*Record extracts*:
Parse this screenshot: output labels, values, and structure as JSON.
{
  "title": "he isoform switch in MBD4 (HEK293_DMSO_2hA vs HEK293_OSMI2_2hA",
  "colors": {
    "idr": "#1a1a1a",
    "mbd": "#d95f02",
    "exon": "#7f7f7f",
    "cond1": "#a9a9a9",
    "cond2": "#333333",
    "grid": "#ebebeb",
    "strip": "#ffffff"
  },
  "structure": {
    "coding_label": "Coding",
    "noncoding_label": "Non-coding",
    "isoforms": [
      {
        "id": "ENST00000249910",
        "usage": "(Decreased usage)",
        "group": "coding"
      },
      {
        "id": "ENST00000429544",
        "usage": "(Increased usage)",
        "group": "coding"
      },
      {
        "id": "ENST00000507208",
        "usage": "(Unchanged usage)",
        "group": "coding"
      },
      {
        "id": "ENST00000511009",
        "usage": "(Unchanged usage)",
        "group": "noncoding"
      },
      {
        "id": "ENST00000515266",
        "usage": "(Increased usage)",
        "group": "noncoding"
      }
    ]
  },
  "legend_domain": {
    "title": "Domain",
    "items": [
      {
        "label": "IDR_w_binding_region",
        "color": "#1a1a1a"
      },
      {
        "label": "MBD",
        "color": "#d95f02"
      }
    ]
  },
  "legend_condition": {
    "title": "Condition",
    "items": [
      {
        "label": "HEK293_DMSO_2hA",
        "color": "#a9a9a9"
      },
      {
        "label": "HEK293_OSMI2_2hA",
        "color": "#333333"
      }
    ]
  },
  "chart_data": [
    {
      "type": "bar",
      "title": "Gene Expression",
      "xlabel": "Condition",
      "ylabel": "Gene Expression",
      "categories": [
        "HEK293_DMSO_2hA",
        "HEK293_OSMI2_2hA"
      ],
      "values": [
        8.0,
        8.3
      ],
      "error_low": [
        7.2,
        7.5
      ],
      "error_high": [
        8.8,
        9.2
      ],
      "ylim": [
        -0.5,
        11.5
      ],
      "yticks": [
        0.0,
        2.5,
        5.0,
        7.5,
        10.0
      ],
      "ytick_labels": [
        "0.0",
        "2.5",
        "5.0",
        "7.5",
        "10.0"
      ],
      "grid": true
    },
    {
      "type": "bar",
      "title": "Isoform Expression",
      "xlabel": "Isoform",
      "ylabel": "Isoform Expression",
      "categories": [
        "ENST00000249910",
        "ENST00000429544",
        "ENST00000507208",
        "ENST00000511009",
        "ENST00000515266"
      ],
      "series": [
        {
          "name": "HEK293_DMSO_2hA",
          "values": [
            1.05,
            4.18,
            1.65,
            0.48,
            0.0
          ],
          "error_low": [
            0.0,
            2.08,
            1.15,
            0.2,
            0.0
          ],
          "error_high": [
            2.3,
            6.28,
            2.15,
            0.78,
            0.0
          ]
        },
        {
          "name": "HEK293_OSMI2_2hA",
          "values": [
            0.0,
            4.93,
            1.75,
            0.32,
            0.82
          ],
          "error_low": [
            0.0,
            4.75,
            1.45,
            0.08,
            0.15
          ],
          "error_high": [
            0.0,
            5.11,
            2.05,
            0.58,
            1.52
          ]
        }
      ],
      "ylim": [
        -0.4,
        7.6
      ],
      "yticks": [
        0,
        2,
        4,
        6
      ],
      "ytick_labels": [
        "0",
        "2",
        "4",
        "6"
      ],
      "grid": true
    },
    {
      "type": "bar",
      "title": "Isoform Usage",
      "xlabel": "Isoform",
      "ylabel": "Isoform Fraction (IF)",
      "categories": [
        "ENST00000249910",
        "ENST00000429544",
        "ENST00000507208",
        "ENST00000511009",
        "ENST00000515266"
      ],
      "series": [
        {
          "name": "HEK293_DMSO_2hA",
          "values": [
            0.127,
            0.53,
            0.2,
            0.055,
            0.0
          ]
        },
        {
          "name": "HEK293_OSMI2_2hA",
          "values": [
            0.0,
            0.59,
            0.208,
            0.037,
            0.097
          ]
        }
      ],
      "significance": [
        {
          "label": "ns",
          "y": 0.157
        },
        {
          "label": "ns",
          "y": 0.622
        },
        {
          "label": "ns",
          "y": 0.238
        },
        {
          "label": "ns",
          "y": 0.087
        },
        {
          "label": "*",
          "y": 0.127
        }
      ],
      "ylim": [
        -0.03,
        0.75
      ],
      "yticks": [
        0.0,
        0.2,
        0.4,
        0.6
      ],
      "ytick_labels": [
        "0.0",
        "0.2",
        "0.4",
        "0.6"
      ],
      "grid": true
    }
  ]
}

*The problem*: Copy each record from above without leaving any out.

*Written response*:
Parse this screenshot: output labels, values, and structure as JSON.
{
  "title": "he isoform switch in MBD4 (HEK293_DMSO_2hA vs HEK293_OSMI2_2hA",
  "colors": {
    "idr": "#1a1a1a",
    "mbd": "#d95f02",
    "exon": "#7f7f7f",
    "cond1": "#a9a9a9",
    "cond2": "#333333",
    "grid": "#ebebeb",
    "strip": "#ffffff"
  },
  "structure": {
    "coding_label": "Coding",
    "noncoding_label": "Non-coding",
    "isoforms": [
      {
        "id": "ENST00000249910",
        "usage": "(Decreased usage)",
        "group": "coding"
      },
      {
        "id": "ENST00000429544",
        "usage": "(Increased usage)",
        "group": "coding"
      },
      {
        "id": "ENST00000507208",
        "usage": "(Unchanged usage)",
        "group": "coding"
      },
      {
        "id": "ENST00000511009",
        "usage": "(Unchanged usage)",
        "group": "noncoding"
      },
      {
        "id": "ENST00000515266",
        "usage": "(Increased usage)",
        "group": "noncoding"
      }
    ]
  },
  "legend_domain": {
    "title": "Domain",
    "items": [
      {
        "label": "IDR_w_binding_region",
        "color": "#1a1a1a"
      },
      {
        "label": "MBD",
        "color": "#d95f02"
      }
    ]
  },
  "legend_condition": {
    "title": "Condition",
    "items": [
      {
        "label": "HEK293_DMSO_2hA",
        "color": "#a9a9a9"
      },
      {
        "label": "HEK293_OSMI2_2hA",
        "color": "#333333"
      }
    ]
  },
  "chart_data": [
    {
      "type": "bar",
      "title": "Gene Expression",
      "xlabel": "Condition",
      "ylabel": "Gene Expression",
      "categories": [
        "HEK293_DMSO_2hA",
        "HEK293_OSMI2_2hA"
      ],
      "values": [
        8.0,
        8.3
      ],
      "error_low": [
        7.2,
        7.5
      ],
      "error_high": [
        8.8,
        9.2
      ],
      "ylim": [
        -0.5,
        11.5
      ],
      "yticks": [
        0.0,
        2.5,
        5.0,
        7.5,
        10.0
      ],
      "ytick_labels": [
        "0.0",
        "2.5",
        "5.0",
        "7.5",
        "10.0"
      ],
      "grid": true
    },
    {
      "type": "bar",
      "title": "Isoform Expression",
      "xlabel": "Isoform",
      "ylabel": "Isoform Expression",
      "categories": [
        "ENST00000249910",
        "ENST00000429544",
        "ENST00000507208",
        "ENST00000511009",
        "ENST00000515266"
      ],
      "series": [
        {
          "name": "HEK293_DMSO_2hA",
          "values": [
            1.05,
            4.18,
            1.65,
            0.48,
            0.0
          ],
          "error_low": [
            0.0,
            2.08,
            1.15,
            0.2,
            0.0
          ],
          "error_high": [
            2.3,
            6.28,
            2.15,
            0.78,
            0.0
          ]
        },
        {
          "name": "HEK293_OSMI2_2hA",
          "values": [
            0.0,
            4.93,
            1.75,
            0.32,
            0.82
          ],
          "error_low": [
            0.0,
            4.75,
            1.45,
            0.08,
            0.15
          ],
          "error_high": [
            0.0,
            5.11,
            2.05,
            0.58,
            1.52
          ]
        }
      ],
      "ylim": [
        -0.4,
        7.6
      ],
      "yticks": [
        0,
        2,
        4,
        6
      ],
      "ytick_labels": [
        "0",
        "2",
        "4",
        "6"
      ],
      "grid": true
    },
    {
      "type": "bar",
      "title": "Isoform Usage",
      "xlabel": "Isoform",
      "ylabel": "Isoform Fraction (IF)",
      "categories": [
        "ENST00000249910",
        "ENST00000429544",
        "ENST00000507208",
        "ENST00000511009",
        "ENST00000515266"
      ],
      "series": [
        {
          "name": "HEK293_DMSO_2hA",
          "values": [
            0.127,
            0.53,
            0.2,
            0.055,
            0.0
          ]
        },
        {
          "name": "HEK293_OSMI2_2hA",
          "values": [
            0.0,
            0.59,
            0.208,
            0.037,
            0.097
          ]
        }
      ],
      "significance": [
        {
          "label": "ns",
          "y": 0.157
        },
        {
          "label": "ns",
          "y": 0.622
        },
        {
          "label": "ns",
          "y": 0.238
        },
        {
          "label": "ns",
          "y": 0.087
        },
        {
          "label": "*",
          "y": 0.127
        }
      ],
      "ylim": [
        -0.03,
        0.75
      ],
      "yticks": [
        0.0,
        0.2,
        0.4,
        0.6
      ],
      "ytick_labels": [
        "0.0",
        "0.2",
        "0.4",
        "0.6"
      ],
      "grid": true
    }
  ]
}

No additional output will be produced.